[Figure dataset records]

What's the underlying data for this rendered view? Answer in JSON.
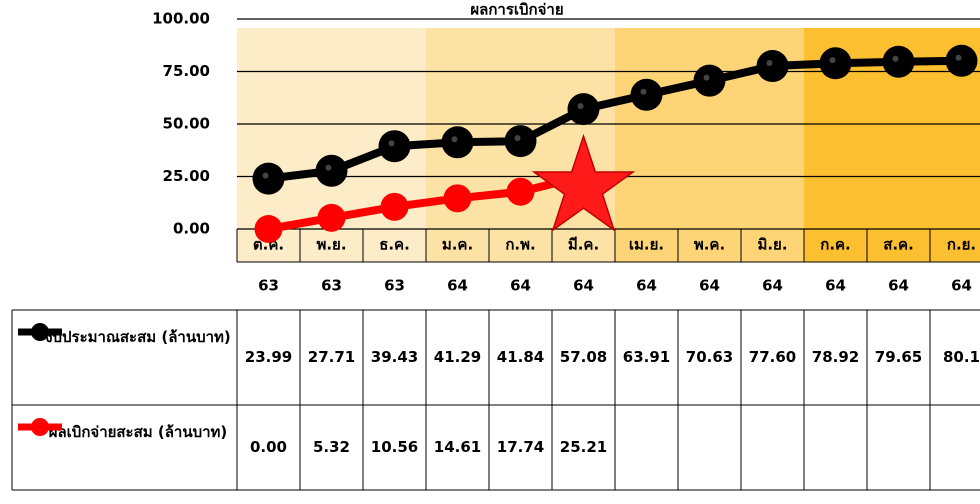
{
  "chart_data": {
    "type": "line",
    "title": "ผลการเบิกจ่าย",
    "categories": [
      "ต.ค.",
      "พ.ย.",
      "ธ.ค.",
      "ม.ค.",
      "ก.พ.",
      "มี.ค.",
      "เม.ย.",
      "พ.ค.",
      "มิ.ย.",
      "ก.ค.",
      "ส.ค.",
      "ก.ย."
    ],
    "category_years": [
      "63",
      "63",
      "63",
      "64",
      "64",
      "64",
      "64",
      "64",
      "64",
      "64",
      "64",
      "64"
    ],
    "series": [
      {
        "name": "งบประมาณสะสม (ล้านบาท)",
        "color": "#000000",
        "values": [
          23.99,
          27.71,
          39.43,
          41.29,
          41.84,
          57.08,
          63.91,
          70.63,
          77.6,
          78.92,
          79.65,
          80.1
        ],
        "value_labels": [
          "23.99",
          "27.71",
          "39.43",
          "41.29",
          "41.84",
          "57.08",
          "63.91",
          "70.63",
          "77.60",
          "78.92",
          "79.65",
          "80.1"
        ]
      },
      {
        "name": "ผลเบิกจ่ายสะสม (ล้านบาท)",
        "color": "#ff0000",
        "values": [
          0,
          5.32,
          10.56,
          14.61,
          17.74,
          25.21,
          null,
          null,
          null,
          null,
          null,
          null
        ],
        "value_labels": [
          "0.00",
          "5.32",
          "10.56",
          "14.61",
          "17.74",
          "25.21",
          null,
          null,
          null,
          null,
          null,
          null
        ]
      }
    ],
    "ylim": [
      0,
      100
    ],
    "yticks": [
      {
        "value": 0,
        "label": "0.00"
      },
      {
        "value": 25,
        "label": "25.00"
      },
      {
        "value": 50,
        "label": "50.00"
      },
      {
        "value": 75,
        "label": "75.00"
      },
      {
        "value": 100,
        "label": "100.00"
      }
    ],
    "grid": true
  }
}
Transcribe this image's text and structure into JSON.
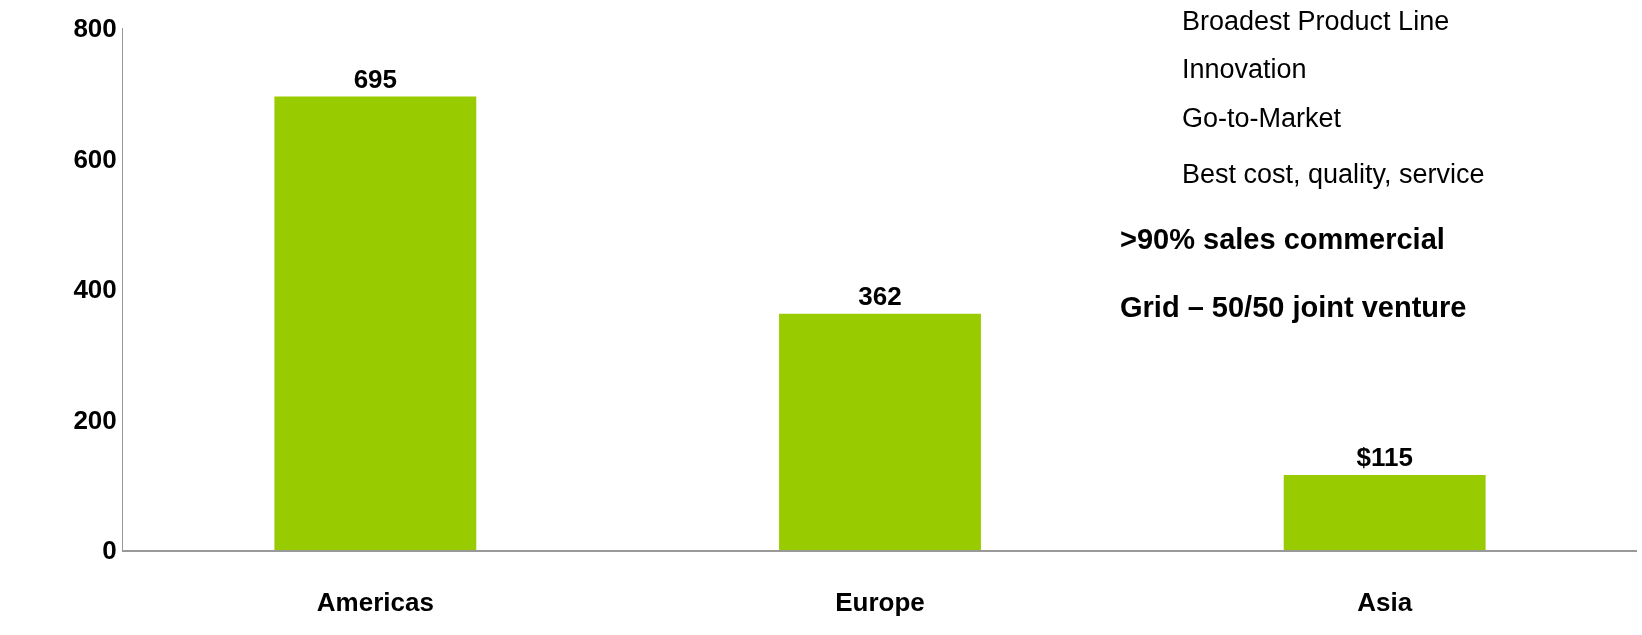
{
  "chart_data": {
    "type": "bar",
    "categories": [
      "Americas",
      "Europe",
      "Asia"
    ],
    "values": [
      695,
      362,
      115
    ],
    "value_labels": [
      "695",
      "362",
      "$115"
    ],
    "color": "#99cc00",
    "ylim": [
      0,
      800
    ],
    "yticks": [
      0,
      200,
      400,
      600,
      800
    ],
    "annotations": [
      "Broadest Product Line",
      "Innovation",
      "Go-to-Market",
      "Best cost, quality, service",
      ">90% sales commercial",
      "Grid – 50/50 joint venture"
    ]
  }
}
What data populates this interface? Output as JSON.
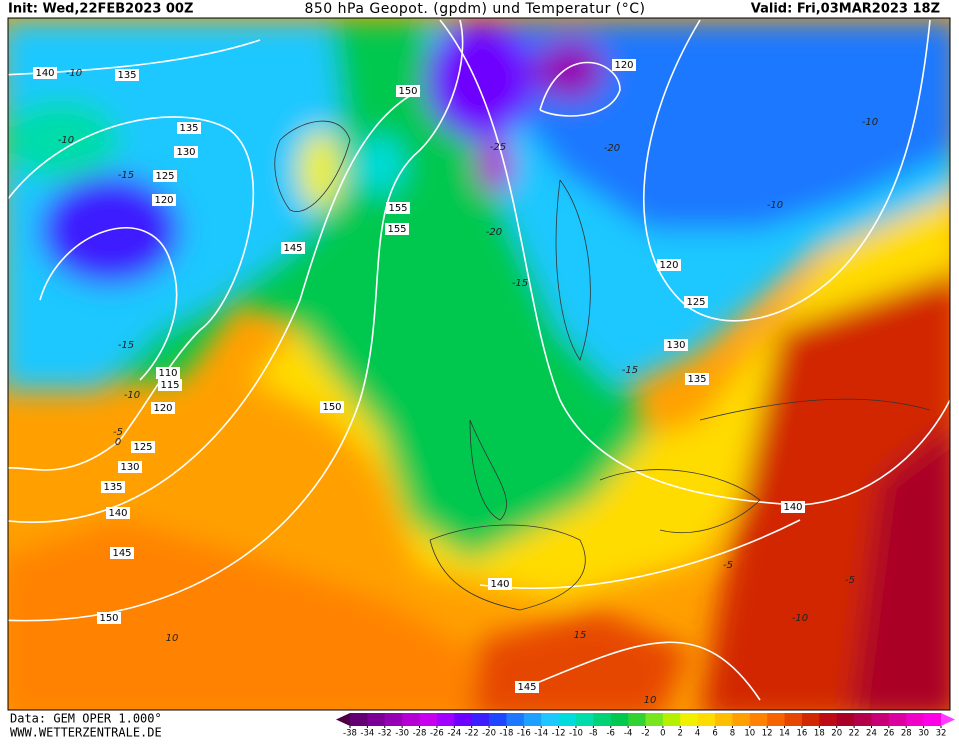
{
  "header": {
    "init": "Init: Wed,22FEB2023 00Z",
    "title": "850 hPa Geopot. (gpdm) und Temperatur (°C)",
    "valid": "Valid: Fri,03MAR2023 18Z"
  },
  "footer": {
    "source": "Data: GEM OPER 1.000°",
    "site": "WWW.WETTERZENTRALE.DE"
  },
  "map": {
    "isohypse_labels": [
      140,
      135,
      150,
      120,
      135,
      130,
      125,
      120,
      145,
      155,
      155,
      120,
      125,
      130,
      135,
      110,
      115,
      120,
      150,
      125,
      130,
      135,
      140,
      145,
      150,
      140,
      140,
      145
    ],
    "isotherm_labels": [
      -10,
      -10,
      -15,
      -15,
      -10,
      -5,
      0,
      -20,
      -25,
      -15,
      -15,
      -10,
      -10,
      -5,
      10,
      15,
      -10,
      -5,
      10,
      -20
    ]
  },
  "colorbar": {
    "ticks": [
      -38,
      -34,
      -32,
      -30,
      -28,
      -26,
      -24,
      -22,
      -20,
      -18,
      -16,
      -14,
      -12,
      -10,
      -8,
      -6,
      -4,
      -2,
      0,
      2,
      4,
      6,
      8,
      10,
      12,
      14,
      16,
      18,
      20,
      22,
      24,
      26,
      28,
      30,
      32
    ],
    "colors": [
      "#4b0046",
      "#640073",
      "#7d0096",
      "#9600b4",
      "#b400d2",
      "#c800f0",
      "#a000ff",
      "#6e00ff",
      "#3c1eff",
      "#1e46ff",
      "#1e78ff",
      "#1ea0ff",
      "#1ec8ff",
      "#00dcdc",
      "#00dcaa",
      "#00d278",
      "#00c850",
      "#32d232",
      "#78e61e",
      "#b4f000",
      "#f0f000",
      "#ffdc00",
      "#ffbe00",
      "#ffa000",
      "#ff8200",
      "#f56400",
      "#e64600",
      "#d22800",
      "#be0a14",
      "#aa0028",
      "#b4004b",
      "#c80078",
      "#dc00a0",
      "#f000c8",
      "#ff00e6",
      "#ff3cff"
    ]
  }
}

**Prompt:**
Find every line in the entries that includes the word "JSON", then state how many there are and nothing else.

**Final result:**
3